理解度チェック ::
**A)** 『ケイゾク』についての文章によると、二係の事務所はどこにあるか。
**B)** 『ケイゾク』についての文章にある「全体的にずっと青みがかってるな、と改めて見て気がついた。」という一文を英語に訳す。
**C)** 『ケイゾク』についての文章の「全体的にずっと青みがかってる」から「を出すのに合っていたと思う。」までを、そのまま書き写してください。

読む文章 ::
-----

もうだめかもしれない。

大丈夫ですかと聞かれたら、はい大丈夫ですと言うタイプの人間です。

ケイゾク

中3の頃どハマりしてVHSに録画して繰り返し見たドラマ。セリフを覚えて渡部篤郎の真似をしていた。恥ずかしいけど、見返してみるとあの頃の自分の熱中具合を思い出す。ああ、俺こういうの好きだよねと、中学生で俺という人格がほぼ出来ていたことを実感。

 


20年ぶりに見て、今の視点で感じること。堤幸彦演出としてはとても大人しくて静か。ハードでドライ。トリックとかだとちょっとついていけなくなってしまったんだけど、ギャグも抑揚が効いていて落ち着いて見れる。その分展開のダークさや映像の色調を通した世界観の表現が映えている。

 


全体的にずっと青みがかってるな、と改めて見て気がついた。青い映像がこの世界の寒々しさや冷たさ、希望のなさを感じさせているんだと思った。あと冬のドラマだったせいで登場人物たちが皆着込んでいる。肌の露出が少ない。息が白い。ケイゾクの季節が冬なのは結果的にはとてもケイゾクらしさを出すのに合っていたと思う。

 


トリックが田舎の土着的な閉ざされた村や集落を舞台にしていたのと対照的にケイゾクは徹底して都会的。都内がほとんどだと思う。で、やたらと埠頭とか工場とか廃ビルとか高架下とか倉庫とか「都会の中にあるけど人と断絶している場所」がやたら出てくる。そして夜のシーンが多い。暗い。二係の事務所は地下でコンクリート打ちっぱなしだし、とにかく画面のあちこちが無機質で冷たい。全部計算なんだけど、子供の頃は何にも考えないで見てたからなるほどなあ、と改めて思った。

-----

掲載項目一覧 ::
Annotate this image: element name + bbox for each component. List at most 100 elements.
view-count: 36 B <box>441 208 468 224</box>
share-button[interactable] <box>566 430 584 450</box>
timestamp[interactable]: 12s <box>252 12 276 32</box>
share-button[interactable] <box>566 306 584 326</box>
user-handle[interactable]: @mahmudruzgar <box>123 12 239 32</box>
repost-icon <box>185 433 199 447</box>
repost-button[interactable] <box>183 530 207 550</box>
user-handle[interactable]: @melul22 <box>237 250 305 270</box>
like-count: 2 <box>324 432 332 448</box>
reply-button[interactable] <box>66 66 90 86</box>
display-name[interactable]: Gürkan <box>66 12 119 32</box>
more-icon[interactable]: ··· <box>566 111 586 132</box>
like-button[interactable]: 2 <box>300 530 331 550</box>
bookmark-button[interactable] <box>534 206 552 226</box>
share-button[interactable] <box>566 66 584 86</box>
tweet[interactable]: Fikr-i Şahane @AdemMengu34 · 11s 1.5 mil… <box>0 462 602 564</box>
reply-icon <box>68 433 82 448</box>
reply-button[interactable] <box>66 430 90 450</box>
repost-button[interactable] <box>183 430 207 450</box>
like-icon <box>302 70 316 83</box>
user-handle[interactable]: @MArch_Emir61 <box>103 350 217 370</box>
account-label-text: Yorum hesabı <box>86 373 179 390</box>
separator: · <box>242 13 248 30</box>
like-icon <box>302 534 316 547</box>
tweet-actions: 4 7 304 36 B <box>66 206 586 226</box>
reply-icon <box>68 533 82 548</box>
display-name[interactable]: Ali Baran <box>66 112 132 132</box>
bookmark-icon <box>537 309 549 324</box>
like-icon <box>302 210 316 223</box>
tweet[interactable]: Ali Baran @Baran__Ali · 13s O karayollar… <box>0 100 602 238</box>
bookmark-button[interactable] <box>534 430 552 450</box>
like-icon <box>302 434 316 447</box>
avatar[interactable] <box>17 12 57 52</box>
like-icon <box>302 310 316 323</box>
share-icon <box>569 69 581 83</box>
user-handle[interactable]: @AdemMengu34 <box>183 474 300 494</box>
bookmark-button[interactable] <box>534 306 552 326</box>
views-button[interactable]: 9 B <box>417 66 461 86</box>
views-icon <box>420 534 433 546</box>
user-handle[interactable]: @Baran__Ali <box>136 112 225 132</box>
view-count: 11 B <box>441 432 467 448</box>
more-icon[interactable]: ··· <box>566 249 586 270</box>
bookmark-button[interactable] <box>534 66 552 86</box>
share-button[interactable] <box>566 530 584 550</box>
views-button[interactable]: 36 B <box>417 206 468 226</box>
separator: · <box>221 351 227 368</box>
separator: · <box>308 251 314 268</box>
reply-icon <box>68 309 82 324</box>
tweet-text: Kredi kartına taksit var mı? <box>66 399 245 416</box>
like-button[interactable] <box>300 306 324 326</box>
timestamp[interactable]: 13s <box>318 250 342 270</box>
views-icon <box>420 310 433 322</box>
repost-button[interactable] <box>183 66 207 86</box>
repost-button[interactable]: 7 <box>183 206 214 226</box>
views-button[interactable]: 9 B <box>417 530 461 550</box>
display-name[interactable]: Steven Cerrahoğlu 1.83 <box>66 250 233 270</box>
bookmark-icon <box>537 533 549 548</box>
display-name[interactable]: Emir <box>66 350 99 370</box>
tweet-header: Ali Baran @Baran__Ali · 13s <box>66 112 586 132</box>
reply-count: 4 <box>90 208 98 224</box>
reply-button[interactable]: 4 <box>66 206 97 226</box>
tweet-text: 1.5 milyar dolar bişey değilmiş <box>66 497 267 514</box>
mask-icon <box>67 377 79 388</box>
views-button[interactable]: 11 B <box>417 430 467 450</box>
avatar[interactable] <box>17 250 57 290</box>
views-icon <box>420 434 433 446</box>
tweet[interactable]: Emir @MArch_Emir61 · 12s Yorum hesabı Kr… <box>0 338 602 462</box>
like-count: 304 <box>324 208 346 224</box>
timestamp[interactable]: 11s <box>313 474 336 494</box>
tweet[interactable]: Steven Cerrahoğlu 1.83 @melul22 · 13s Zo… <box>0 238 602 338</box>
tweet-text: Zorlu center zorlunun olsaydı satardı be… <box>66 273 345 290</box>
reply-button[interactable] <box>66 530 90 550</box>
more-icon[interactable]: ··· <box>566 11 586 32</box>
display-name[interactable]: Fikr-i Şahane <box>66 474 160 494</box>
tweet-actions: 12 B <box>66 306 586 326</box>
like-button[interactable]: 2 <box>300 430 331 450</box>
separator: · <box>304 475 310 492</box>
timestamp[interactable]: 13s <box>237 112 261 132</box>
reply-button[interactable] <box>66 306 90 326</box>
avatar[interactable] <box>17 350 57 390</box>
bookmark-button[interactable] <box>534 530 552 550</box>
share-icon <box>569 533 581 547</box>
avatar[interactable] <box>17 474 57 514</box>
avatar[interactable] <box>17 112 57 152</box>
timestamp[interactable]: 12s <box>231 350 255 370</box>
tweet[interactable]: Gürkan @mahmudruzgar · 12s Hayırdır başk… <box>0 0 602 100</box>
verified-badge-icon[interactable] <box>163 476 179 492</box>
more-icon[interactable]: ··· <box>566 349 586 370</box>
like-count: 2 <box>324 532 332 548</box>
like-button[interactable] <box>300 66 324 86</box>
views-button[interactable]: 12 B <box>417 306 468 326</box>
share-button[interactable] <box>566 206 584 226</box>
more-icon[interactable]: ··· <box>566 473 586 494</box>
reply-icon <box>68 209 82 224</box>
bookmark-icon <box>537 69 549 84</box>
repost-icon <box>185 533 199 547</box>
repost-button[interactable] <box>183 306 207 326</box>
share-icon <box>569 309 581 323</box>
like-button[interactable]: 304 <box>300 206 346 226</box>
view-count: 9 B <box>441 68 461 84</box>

-----

課題ごとの解答 ::
**A)** 地下にある。

**B)** Watching it again, I realized that the whole thing has a bluish tint all the way through.

**C)**
全体的にずっと青みがかってるな、と改めて見て気がついた。青い映像がこの世界の寒々しさや冷たさ、希望のなさを感じさせているんだと思った。あと冬のドラマだったせいで登場人物たちが皆着込んでいる。肌の露出が少ない。息が白い。ケイゾクの季節が冬なのは結果的にはとてもケイゾクらしさを出すのに合っていたと思う。